>> begin
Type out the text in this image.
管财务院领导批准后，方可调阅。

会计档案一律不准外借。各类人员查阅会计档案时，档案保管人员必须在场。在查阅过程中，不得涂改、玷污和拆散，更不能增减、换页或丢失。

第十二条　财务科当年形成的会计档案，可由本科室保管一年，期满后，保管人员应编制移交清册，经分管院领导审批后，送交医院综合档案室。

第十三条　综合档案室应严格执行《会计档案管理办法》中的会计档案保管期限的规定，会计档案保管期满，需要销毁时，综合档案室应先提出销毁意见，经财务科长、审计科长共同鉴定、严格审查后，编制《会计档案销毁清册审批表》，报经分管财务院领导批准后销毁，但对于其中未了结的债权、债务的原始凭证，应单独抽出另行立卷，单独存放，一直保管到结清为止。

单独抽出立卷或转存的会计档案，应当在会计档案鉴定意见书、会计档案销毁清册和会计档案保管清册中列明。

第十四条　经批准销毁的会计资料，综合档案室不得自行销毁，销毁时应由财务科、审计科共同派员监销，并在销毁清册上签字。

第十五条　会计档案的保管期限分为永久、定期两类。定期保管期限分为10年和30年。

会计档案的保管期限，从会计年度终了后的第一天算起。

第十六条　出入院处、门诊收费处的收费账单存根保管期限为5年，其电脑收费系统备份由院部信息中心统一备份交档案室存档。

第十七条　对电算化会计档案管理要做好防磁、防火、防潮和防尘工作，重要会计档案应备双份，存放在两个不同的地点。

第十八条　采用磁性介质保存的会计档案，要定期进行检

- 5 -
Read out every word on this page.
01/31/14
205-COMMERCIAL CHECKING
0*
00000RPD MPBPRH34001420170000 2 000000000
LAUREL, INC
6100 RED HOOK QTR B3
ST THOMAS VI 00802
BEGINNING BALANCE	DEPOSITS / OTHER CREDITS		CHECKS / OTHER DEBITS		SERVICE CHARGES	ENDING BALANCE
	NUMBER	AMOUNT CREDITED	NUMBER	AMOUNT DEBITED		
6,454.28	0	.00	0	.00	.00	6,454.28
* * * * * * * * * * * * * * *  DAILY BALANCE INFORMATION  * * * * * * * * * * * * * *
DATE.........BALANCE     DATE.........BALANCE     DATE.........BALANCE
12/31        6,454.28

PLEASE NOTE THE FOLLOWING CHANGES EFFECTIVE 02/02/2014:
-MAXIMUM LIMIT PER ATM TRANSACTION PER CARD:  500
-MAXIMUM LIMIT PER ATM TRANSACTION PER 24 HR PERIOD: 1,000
>> end
## GIVEN PROBLEM
Each record above should be output again exactly.

## SOLVED EXERCISE
Type out the text in this image.
管财务院领导批准后，方可调阅。

会计档案一律不准外借。各类人员查阅会计档案时，档案保管人员必须在场。在查阅过程中，不得涂改、玷污和拆散，更不能增减、换页或丢失。

第十二条　财务科当年形成的会计档案，可由本科室保管一年，期满后，保管人员应编制移交清册，经分管院领导审批后，送交医院综合档案室。

第十三条　综合档案室应严格执行《会计档案管理办法》中的会计档案保管期限的规定，会计档案保管期满，需要销毁时，综合档案室应先提出销毁意见，经财务科长、审计科长共同鉴定、严格审查后，编制《会计档案销毁清册审批表》，报经分管财务院领导批准后销毁，但对于其中未了结的债权、债务的原始凭证，应单独抽出另行立卷，单独存放，一直保管到结清为止。

单独抽出立卷或转存的会计档案，应当在会计档案鉴定意见书、会计档案销毁清册和会计档案保管清册中列明。

第十四条　经批准销毁的会计资料，综合档案室不得自行销毁，销毁时应由财务科、审计科共同派员监销，并在销毁清册上签字。

第十五条　会计档案的保管期限分为永久、定期两类。定期保管期限分为10年和30年。

会计档案的保管期限，从会计年度终了后的第一天算起。

第十六条　出入院处、门诊收费处的收费账单存根保管期限为5年，其电脑收费系统备份由院部信息中心统一备份交档案室存档。

第十七条　对电算化会计档案管理要做好防磁、防火、防潮和防尘工作，重要会计档案应备双份，存放在两个不同的地点。

第十八条　采用磁性介质保存的会计档案，要定期进行检

- 5 -
Read out every word on this page.
01/31/14
205-COMMERCIAL CHECKING
0*
00000RPD MPBPRH34001420170000 2 000000000
LAUREL, INC
6100 RED HOOK QTR B3
ST THOMAS VI 00802
BEGINNING BALANCE	DEPOSITS / OTHER CREDITS		CHECKS / OTHER DEBITS		SERVICE CHARGES	ENDING BALANCE
	NUMBER	AMOUNT CREDITED	NUMBER	AMOUNT DEBITED		
6,454.28	0	.00	0	.00	.00	6,454.28
* * * * * * * * * * * * * * *  DAILY BALANCE INFORMATION  * * * * * * * * * * * * * *
DATE.........BALANCE     DATE.........BALANCE     DATE.........BALANCE
12/31        6,454.28

PLEASE NOTE THE FOLLOWING CHANGES EFFECTIVE 02/02/2014:
-MAXIMUM LIMIT PER ATM TRANSACTION PER CARD:  500
-MAXIMUM LIMIT PER ATM TRANSACTION PER 24 HR PERIOD: 1,000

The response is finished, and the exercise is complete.